Stated problem 1 —
Duplicate the records from their first line through the line containing "bar-case-label: Q xyxy=(148,1082,161,1101)", including both ends, with each line reproduced exactly.

Page text —
┌──

Abstract
Automated vehicles (AVs) are becoming increasingly intelligent. At the same time, researchers are exploring ways to enable transparent communication between drivers and AVs. One line of work has focused on understanding how displaying an AV’s confidence in detecting roadway obstacles influences drivers’ behavior. In this study, we investigate what actions drivers make when presented with AV’s confidence information regarding its obstacle avoidance ability that does not always match its reliability. Twenty participants drove a semi-autonomous vehicle, while being presented with a confidence information, and needed to decide whether to take over or not. Findings suggest that alignment between the vehicle’s reliability and confidence increased the number of correct decisions. Also, drivers self-calibrated their decision strategy such that more correct decisions were made when provided with accurate information. Insights from this work can be used to inform the design of AV driver models and human-machine interfaces to promote safety within AVs.
Introduction
Automated vehicles (AVs) are becoming more prevalent on public roadways, and their capabilities are becoming more sophisticated. Particularly, many manufacturers aim to develop Level 3 automated driving systems which, as defined by the Society of Automotive Engineers (SAE), means that the vehicle is able to drive autonomously in specific scenarios, but not under all conditions such as road construction or low visibility due to weather (SAE International, 2021). This design implies that drivers should be ready to regain control of the vehicle in such situations, even if they are not actively monitoring the road or controlling any components of the vehicle’s dynamics.
There is a growing body of research focused on predicting driver’s behaviors during takeover situations and designing effective takeover alerts to support safe transitions of control (Blömacher et al., 2020; Liang et al., 2023; Park et al., 2022; Yun & Yang, 2020). To some extent, previous research shows that takeover requests can improve drivers’ vigilance and situational awareness (Merlhiot & Bueno, 2022). However, providing a takeover alert alone may be insufficient for helping drivers to successfully take over control of the vehicle because doing so does not help provide the driver with a good understanding of the road conditions nor how the vehicle might respond to obstacles in the environment.
As AVs and their associated technologies continue to become more intelligent, there is a long-term anticipation that, with the help of advanced sensing techniques, AVs will become capable of (1) self-assessing their ability to handle challenging situations, and (2) displaying this information to drivers to help them determine whether and when to intervene the AVs. For example, if a vehicle encounters an obstacle ¼ miles ahead, it may provide information regarding how confident it is in being able to successfully avoid the obstacle. This confidence information could be displayed to the driver in different ways, for example, using numeric values and/or graphical bars, that leverage knowledge of data visualization and display design.

└──

Stated problem 2 —
Set down the passage on automated vehicles word for word, from "There is a growing" to "in the environment.".

Records —
┌──

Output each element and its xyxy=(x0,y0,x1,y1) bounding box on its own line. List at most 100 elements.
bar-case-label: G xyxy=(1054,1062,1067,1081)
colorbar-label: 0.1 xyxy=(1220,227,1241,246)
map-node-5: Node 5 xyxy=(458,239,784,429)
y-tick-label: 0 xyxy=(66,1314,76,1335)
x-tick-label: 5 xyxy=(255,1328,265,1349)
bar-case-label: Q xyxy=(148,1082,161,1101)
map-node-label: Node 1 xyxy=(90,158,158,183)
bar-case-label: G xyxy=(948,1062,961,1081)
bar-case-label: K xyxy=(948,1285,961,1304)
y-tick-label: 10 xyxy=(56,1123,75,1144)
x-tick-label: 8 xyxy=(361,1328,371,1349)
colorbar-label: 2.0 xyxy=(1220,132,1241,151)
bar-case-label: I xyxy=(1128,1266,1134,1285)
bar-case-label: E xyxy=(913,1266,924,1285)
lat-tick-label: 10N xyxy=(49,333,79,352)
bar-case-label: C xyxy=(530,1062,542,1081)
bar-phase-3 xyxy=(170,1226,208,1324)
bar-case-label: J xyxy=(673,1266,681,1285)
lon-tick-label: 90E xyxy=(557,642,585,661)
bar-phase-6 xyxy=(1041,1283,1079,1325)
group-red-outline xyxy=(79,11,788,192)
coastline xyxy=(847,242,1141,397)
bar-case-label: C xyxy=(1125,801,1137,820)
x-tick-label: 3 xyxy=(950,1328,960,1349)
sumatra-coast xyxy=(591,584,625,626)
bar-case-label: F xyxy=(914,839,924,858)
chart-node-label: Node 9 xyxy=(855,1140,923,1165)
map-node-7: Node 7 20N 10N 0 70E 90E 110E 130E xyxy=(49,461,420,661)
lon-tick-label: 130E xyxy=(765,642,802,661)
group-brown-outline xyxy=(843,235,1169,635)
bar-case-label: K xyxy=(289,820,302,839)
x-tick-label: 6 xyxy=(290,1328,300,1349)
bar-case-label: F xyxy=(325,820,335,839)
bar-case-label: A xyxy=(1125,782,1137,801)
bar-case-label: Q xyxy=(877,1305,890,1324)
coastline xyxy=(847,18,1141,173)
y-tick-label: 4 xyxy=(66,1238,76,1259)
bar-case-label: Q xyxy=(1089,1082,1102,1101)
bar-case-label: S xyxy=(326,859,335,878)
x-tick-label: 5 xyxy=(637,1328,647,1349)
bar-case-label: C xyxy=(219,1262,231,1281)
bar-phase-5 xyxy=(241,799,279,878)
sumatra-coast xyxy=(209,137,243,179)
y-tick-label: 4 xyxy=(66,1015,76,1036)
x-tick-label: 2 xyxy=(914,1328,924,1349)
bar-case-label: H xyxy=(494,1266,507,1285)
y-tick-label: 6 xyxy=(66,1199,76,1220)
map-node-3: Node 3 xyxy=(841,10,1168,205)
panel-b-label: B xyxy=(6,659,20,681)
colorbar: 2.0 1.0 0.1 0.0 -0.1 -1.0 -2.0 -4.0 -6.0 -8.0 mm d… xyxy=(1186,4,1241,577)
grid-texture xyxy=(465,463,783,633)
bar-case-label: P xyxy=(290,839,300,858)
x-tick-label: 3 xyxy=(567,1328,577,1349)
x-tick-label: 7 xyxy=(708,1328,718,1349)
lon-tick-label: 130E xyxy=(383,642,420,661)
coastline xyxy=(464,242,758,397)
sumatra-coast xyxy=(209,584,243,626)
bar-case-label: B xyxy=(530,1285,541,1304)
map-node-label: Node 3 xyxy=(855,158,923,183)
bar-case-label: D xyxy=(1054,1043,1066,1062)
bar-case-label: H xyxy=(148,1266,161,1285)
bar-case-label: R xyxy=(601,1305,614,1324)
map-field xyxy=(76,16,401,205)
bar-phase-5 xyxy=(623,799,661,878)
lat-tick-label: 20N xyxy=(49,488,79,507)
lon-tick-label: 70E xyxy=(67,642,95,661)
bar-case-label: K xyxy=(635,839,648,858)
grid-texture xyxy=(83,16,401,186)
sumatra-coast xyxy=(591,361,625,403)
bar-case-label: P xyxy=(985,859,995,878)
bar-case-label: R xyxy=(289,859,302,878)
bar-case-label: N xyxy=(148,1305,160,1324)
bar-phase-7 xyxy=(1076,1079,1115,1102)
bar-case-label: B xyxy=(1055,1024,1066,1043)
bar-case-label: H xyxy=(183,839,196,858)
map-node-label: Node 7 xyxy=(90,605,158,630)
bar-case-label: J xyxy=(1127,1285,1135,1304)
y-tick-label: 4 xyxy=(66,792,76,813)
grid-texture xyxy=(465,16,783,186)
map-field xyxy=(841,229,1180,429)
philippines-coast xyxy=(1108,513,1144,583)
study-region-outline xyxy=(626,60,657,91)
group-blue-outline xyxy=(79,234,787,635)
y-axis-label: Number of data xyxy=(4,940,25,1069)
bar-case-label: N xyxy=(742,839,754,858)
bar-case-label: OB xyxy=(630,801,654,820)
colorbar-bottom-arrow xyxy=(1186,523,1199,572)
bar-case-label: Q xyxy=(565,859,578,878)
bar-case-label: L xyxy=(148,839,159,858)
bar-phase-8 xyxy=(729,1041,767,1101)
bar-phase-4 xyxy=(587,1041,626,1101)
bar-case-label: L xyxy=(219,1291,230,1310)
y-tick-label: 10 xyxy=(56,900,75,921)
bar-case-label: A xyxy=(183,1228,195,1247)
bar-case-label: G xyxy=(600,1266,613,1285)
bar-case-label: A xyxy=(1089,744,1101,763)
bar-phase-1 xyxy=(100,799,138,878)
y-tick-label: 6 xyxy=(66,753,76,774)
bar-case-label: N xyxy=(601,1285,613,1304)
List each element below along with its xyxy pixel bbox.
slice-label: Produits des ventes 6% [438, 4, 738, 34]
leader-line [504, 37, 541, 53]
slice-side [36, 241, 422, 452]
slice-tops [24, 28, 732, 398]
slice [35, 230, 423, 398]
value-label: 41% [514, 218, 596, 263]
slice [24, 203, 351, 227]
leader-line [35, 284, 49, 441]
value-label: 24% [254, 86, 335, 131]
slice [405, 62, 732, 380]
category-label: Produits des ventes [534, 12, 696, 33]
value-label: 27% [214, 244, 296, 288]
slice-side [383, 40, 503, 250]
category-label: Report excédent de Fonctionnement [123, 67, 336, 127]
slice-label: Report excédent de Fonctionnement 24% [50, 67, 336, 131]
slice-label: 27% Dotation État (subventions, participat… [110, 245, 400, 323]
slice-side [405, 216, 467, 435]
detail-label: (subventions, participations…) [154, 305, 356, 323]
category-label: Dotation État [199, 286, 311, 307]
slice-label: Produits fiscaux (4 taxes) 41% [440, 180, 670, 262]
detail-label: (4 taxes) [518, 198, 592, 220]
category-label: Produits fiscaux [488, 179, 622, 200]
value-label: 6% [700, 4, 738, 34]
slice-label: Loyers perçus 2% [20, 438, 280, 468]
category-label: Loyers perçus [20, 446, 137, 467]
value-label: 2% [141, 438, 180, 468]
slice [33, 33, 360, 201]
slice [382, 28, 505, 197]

└──

Result 1 —
Output each element and its xyxy=(x0,y0,x1,y1) bounding box on its own line. List at most 100 elements.
bar-case-label: G xyxy=(1054,1062,1067,1081)
colorbar-label: 0.1 xyxy=(1220,227,1241,246)
map-node-5: Node 5 xyxy=(458,239,784,429)
y-tick-label: 0 xyxy=(66,1314,76,1335)
x-tick-label: 5 xyxy=(255,1328,265,1349)
bar-case-label: Q xyxy=(148,1082,161,1101)

Result 2 —
There is a growing body of research focused on predicting driver’s behaviors during takeover situations and designing effective takeover alerts to support safe transitions of control (Blömacher et al., 2020; Liang et al., 2023; Park et al., 2022; Yun & Yang, 2020). To some extent, previous research shows that takeover requests can improve drivers’ vigilance and situational awareness (Merlhiot & Bueno, 2022). However, providing a takeover alert alone may be insufficient for helping drivers to successfully take over control of the vehicle because doing so does not help provide the driver with a good understanding of the road conditions nor how the vehicle might respond to obstacles in the environment.